• _SOURCE RECORDS_
━━━━━━━━━━━━━━━━━━━━
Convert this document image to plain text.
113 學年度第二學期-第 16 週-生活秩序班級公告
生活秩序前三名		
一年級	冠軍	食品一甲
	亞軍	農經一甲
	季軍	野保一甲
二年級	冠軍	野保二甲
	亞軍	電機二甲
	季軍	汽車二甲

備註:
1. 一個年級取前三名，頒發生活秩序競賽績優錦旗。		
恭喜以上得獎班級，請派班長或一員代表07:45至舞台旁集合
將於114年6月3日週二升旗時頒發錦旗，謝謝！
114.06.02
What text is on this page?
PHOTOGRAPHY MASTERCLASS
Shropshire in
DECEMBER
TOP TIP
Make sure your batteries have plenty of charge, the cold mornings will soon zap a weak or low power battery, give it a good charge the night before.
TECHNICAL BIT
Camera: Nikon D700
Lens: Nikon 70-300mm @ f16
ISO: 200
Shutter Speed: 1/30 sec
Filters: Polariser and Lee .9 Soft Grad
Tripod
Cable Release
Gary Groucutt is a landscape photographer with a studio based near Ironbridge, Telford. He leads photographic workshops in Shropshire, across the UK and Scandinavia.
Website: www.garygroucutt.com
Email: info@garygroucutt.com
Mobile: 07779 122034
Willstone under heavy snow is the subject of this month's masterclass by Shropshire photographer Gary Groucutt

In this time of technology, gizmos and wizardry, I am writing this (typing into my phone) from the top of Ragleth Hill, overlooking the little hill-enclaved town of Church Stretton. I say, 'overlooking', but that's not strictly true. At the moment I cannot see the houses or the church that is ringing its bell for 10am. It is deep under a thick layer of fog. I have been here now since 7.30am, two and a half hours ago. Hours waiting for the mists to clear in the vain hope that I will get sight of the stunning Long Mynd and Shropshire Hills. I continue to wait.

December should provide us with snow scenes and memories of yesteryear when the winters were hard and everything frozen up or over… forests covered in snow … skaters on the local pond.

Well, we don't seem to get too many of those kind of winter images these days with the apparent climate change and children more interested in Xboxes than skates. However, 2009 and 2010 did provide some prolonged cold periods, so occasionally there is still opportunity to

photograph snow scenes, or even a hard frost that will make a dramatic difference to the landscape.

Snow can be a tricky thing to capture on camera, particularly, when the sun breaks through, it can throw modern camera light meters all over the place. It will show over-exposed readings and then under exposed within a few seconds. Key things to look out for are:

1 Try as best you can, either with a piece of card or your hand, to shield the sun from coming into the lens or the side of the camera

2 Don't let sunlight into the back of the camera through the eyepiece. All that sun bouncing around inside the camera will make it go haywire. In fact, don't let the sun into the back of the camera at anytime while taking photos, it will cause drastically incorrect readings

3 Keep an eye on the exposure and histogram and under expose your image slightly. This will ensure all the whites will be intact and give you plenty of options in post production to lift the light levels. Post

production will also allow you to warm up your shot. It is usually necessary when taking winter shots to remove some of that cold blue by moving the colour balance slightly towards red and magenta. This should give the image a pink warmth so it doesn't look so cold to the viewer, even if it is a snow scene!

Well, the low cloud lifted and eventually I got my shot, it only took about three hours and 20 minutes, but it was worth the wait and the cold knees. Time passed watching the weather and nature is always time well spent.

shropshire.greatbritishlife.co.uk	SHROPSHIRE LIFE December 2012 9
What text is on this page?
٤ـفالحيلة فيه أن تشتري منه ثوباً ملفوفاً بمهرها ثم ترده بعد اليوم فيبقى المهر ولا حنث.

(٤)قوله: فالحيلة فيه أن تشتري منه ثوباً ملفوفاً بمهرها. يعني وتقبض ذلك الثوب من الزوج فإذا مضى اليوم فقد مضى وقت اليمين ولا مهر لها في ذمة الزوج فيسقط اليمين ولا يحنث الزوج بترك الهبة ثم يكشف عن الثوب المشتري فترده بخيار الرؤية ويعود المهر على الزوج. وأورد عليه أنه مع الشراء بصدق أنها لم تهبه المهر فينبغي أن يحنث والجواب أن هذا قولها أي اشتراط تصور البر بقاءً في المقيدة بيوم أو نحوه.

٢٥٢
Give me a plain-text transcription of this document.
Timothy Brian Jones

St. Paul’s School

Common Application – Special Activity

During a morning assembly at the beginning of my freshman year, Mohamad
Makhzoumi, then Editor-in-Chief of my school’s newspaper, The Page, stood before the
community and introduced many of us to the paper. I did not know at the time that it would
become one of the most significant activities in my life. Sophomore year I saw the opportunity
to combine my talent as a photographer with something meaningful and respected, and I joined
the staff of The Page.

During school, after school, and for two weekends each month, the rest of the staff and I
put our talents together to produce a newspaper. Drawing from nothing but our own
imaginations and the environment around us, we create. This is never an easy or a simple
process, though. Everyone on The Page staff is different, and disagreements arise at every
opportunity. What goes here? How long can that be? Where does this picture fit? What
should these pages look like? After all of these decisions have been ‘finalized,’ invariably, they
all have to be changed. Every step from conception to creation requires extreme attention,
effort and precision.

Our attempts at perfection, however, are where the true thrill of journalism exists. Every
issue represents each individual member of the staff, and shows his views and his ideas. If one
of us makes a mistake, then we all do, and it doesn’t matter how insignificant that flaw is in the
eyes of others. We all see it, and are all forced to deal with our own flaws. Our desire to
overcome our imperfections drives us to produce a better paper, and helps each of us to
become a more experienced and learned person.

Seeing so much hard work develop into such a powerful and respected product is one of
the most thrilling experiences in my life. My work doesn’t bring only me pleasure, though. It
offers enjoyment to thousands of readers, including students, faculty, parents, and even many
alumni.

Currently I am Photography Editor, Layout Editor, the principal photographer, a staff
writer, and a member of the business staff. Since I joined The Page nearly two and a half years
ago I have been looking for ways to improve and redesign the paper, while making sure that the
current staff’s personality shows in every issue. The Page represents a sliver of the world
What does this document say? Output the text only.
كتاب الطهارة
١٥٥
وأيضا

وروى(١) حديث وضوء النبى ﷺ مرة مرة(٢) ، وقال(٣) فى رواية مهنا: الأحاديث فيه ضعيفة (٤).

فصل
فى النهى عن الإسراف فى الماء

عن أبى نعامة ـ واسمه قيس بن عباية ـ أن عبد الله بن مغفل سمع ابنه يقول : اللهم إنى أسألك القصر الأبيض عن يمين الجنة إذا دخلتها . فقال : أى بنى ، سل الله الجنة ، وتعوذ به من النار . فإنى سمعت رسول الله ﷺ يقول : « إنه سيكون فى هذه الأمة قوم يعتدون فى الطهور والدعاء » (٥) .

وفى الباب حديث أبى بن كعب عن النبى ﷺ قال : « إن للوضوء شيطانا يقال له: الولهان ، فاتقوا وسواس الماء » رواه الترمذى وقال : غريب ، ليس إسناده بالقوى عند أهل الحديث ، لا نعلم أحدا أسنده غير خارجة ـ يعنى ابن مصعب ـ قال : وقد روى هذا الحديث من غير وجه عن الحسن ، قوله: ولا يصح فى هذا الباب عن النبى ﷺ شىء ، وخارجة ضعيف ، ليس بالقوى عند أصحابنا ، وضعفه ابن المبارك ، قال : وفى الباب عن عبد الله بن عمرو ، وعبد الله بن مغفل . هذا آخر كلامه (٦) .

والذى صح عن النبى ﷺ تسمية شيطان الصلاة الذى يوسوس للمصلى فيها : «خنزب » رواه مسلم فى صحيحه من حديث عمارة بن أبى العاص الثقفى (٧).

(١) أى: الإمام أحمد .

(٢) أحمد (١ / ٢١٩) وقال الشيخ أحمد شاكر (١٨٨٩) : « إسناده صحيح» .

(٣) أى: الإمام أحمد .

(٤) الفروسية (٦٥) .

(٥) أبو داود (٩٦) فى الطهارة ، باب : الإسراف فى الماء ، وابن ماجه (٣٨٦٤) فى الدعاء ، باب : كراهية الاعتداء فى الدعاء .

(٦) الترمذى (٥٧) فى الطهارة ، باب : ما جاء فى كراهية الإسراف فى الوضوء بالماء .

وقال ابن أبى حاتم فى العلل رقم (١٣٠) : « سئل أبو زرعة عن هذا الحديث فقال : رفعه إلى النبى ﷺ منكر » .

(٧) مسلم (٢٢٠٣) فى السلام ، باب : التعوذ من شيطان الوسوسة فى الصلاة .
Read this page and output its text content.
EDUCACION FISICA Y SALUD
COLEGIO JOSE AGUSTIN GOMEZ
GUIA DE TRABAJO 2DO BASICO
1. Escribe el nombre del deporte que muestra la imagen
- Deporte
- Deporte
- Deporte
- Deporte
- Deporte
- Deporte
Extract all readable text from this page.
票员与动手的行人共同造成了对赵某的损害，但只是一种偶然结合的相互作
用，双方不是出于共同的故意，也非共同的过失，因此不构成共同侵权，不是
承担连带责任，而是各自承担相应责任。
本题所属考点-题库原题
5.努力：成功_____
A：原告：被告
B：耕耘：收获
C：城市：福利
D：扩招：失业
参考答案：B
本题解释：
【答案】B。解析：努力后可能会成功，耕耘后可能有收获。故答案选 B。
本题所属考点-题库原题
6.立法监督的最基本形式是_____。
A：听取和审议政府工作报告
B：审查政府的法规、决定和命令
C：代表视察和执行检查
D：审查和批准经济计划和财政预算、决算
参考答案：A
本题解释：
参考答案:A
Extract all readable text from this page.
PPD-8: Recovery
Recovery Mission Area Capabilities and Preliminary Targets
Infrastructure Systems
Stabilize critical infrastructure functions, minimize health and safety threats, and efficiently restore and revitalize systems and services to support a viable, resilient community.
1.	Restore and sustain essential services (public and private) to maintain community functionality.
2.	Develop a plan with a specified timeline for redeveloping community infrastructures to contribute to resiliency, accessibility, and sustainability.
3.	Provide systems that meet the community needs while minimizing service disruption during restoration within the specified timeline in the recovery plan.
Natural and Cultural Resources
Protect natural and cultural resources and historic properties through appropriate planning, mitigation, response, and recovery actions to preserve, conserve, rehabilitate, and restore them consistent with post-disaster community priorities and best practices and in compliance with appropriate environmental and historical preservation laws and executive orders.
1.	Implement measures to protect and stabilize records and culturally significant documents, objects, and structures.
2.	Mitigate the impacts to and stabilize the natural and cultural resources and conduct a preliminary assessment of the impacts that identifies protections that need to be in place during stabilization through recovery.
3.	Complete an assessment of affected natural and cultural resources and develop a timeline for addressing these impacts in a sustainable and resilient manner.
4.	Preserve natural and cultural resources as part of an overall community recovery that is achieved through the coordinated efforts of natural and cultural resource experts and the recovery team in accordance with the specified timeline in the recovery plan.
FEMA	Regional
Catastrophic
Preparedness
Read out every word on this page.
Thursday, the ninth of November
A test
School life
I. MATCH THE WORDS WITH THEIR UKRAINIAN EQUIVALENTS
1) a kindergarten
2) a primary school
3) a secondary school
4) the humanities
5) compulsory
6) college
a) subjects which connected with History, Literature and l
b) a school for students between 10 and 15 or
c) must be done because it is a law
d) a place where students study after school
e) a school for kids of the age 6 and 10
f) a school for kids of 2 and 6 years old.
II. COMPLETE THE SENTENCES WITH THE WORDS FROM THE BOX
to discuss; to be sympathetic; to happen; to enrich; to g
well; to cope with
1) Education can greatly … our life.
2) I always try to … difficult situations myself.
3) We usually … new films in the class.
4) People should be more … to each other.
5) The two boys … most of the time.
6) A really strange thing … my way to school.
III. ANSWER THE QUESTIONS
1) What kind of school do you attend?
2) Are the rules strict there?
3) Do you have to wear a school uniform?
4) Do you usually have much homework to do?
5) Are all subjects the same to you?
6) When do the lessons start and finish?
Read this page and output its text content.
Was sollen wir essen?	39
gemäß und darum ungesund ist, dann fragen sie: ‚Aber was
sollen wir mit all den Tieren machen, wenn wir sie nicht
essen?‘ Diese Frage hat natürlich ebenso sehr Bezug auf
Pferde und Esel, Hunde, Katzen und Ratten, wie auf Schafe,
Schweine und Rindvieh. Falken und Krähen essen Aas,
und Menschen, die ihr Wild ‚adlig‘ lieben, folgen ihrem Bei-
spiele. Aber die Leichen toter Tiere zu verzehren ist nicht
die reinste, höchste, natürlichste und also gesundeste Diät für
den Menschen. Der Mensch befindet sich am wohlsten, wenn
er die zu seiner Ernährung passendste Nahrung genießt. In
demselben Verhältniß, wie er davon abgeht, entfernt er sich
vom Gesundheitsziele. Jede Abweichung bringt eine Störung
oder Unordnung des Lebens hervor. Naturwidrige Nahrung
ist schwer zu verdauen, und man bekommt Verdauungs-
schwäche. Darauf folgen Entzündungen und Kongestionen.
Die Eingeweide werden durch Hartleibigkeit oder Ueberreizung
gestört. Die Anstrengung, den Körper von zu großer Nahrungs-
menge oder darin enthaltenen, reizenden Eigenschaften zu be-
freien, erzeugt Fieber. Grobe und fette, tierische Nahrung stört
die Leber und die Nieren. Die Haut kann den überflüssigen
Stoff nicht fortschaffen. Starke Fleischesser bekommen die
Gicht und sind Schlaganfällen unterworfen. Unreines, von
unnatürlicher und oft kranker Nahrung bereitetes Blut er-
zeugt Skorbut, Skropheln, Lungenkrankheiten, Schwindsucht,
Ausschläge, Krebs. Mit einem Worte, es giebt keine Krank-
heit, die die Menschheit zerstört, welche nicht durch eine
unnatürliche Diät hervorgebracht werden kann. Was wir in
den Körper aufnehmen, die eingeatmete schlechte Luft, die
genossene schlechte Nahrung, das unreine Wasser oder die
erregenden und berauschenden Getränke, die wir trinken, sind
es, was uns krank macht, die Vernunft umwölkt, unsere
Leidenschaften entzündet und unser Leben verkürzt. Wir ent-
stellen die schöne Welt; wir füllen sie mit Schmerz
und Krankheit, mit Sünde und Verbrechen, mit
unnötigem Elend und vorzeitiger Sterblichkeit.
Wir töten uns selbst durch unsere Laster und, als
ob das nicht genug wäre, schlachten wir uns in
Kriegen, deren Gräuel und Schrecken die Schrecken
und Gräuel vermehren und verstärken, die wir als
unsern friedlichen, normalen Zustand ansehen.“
━━━━━━━━━━━━━━━━━━━━
• _DIRECTIONS FOR THIS TASK_
Look over the records above and copy each line that includes the string "فقال".

• _TASK SOLUTION_
عن أبى نعامة ـ واسمه قيس بن عباية ـ أن عبد الله بن مغفل سمع ابنه يقول : اللهم إنى أسألك القصر الأبيض عن يمين الجنة إذا دخلتها . فقال : أى بنى ، سل الله الجنة ، وتعوذ به من النار . فإنى سمعت رسول الله ﷺ يقول : « إنه سيكون فى هذه الأمة قوم يعتدون فى الطهور والدعاء » (٥) .
وقال ابن أبى حاتم فى العلل رقم (١٣٠) : « سئل أبو زرعة عن هذا الحديث فقال : رفعه إلى النبى ﷺ منكر » .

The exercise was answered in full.